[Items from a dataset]
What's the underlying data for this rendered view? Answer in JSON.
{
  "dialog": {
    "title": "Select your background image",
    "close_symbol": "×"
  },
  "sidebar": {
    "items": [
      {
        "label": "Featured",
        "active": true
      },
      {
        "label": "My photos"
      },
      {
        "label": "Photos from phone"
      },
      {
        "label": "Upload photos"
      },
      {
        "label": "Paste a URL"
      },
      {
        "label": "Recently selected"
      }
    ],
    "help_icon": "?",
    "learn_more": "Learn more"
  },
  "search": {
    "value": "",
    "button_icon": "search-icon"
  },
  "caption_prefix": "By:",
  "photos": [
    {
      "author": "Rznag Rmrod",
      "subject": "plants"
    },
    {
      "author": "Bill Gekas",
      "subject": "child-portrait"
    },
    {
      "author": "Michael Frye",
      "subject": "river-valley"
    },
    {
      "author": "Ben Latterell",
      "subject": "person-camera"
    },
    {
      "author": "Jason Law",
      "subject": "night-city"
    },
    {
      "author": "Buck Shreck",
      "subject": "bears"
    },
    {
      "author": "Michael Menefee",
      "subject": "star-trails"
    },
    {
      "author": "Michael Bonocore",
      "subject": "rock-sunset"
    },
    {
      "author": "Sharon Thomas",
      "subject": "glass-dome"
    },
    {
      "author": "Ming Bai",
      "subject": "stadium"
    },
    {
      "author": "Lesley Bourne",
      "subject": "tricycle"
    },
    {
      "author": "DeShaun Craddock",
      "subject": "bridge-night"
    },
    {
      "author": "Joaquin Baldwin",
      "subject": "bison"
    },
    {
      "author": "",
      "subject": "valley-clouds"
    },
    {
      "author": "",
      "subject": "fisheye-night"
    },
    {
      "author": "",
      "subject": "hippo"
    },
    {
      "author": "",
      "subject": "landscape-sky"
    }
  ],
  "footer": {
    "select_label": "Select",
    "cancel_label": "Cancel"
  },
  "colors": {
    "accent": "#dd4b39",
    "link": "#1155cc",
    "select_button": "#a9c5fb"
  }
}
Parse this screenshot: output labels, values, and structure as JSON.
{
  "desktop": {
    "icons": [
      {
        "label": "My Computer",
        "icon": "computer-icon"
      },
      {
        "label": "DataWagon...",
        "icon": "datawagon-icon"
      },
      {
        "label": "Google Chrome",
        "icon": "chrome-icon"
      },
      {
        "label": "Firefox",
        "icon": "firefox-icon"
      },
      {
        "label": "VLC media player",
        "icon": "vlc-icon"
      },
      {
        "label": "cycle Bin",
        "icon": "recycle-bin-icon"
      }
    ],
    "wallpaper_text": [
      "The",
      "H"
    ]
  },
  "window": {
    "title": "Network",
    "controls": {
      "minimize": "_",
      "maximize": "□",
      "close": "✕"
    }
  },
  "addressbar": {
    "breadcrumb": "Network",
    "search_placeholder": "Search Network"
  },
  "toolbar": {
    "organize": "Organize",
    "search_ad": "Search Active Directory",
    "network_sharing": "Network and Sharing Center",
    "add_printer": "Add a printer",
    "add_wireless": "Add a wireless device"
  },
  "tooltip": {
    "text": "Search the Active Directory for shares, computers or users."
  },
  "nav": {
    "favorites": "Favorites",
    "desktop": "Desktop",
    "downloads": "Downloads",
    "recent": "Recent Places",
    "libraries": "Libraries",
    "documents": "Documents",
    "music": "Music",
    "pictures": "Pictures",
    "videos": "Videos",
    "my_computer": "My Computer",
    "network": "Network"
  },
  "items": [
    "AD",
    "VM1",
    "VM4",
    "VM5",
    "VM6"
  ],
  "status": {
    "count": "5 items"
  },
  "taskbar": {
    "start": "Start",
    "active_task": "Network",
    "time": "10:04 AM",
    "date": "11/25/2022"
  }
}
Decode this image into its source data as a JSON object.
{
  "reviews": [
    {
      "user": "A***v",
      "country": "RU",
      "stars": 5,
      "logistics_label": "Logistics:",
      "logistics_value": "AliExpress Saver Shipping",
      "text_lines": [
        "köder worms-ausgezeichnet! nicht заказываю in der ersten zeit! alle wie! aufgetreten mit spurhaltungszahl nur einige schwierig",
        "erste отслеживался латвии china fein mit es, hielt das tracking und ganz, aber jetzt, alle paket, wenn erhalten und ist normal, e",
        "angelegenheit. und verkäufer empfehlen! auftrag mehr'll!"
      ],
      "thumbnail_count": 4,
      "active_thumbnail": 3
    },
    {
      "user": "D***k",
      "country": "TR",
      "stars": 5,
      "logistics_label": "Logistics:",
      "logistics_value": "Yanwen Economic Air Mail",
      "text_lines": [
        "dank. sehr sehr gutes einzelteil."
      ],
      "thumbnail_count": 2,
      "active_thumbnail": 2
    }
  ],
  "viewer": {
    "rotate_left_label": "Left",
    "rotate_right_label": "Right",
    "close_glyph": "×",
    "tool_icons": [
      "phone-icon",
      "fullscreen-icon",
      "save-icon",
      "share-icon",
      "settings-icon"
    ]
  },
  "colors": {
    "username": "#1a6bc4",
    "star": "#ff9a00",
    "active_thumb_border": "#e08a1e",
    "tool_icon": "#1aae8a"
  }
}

[Set task] Copy and report every line where the word "JSON" is present.

[Output below]
What's the underlying data for this rendered view? Answer in JSON.
Parse this screenshot: output labels, values, and structure as JSON.
Decode this image into its source data as a JSON object.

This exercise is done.